» MATERIAL FOR THIS TASK:

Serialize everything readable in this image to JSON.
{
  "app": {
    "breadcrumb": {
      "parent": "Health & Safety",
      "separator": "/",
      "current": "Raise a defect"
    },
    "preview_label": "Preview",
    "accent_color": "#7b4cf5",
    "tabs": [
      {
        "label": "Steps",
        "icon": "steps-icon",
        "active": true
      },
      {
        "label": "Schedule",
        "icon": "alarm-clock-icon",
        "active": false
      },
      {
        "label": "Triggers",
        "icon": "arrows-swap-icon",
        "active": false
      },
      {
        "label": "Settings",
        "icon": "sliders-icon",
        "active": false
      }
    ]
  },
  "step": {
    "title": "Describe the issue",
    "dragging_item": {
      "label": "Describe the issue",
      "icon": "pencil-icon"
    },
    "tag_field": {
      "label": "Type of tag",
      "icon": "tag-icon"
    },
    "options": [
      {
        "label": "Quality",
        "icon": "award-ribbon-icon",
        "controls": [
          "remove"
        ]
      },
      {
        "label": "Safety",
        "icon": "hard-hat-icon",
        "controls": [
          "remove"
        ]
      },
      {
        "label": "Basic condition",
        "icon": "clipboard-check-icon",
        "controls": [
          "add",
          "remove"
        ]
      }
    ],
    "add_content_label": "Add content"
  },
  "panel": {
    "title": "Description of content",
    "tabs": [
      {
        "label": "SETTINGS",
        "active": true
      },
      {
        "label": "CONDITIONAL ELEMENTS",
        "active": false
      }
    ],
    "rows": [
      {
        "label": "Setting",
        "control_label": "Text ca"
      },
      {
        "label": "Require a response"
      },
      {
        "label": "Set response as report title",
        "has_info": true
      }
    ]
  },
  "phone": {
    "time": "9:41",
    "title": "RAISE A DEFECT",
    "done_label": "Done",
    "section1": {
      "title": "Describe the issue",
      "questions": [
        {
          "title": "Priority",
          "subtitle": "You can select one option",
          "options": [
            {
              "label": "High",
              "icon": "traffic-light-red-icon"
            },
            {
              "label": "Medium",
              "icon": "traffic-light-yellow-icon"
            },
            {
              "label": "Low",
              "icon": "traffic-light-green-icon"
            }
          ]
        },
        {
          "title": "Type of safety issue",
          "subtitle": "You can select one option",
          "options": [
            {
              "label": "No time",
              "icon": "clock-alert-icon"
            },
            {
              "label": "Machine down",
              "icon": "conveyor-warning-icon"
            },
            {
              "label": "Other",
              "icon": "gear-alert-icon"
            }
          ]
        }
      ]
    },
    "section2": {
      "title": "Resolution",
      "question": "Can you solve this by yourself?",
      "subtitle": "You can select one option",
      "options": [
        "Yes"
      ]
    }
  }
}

» WHAT THIS TASK INVOLVES:
Copy every line in the entries above that has the string "Describe" in it.

» WORKED SOLUTION:
    "title": "Describe the issue",
      "label": "Describe the issue",
      "title": "Describe the issue",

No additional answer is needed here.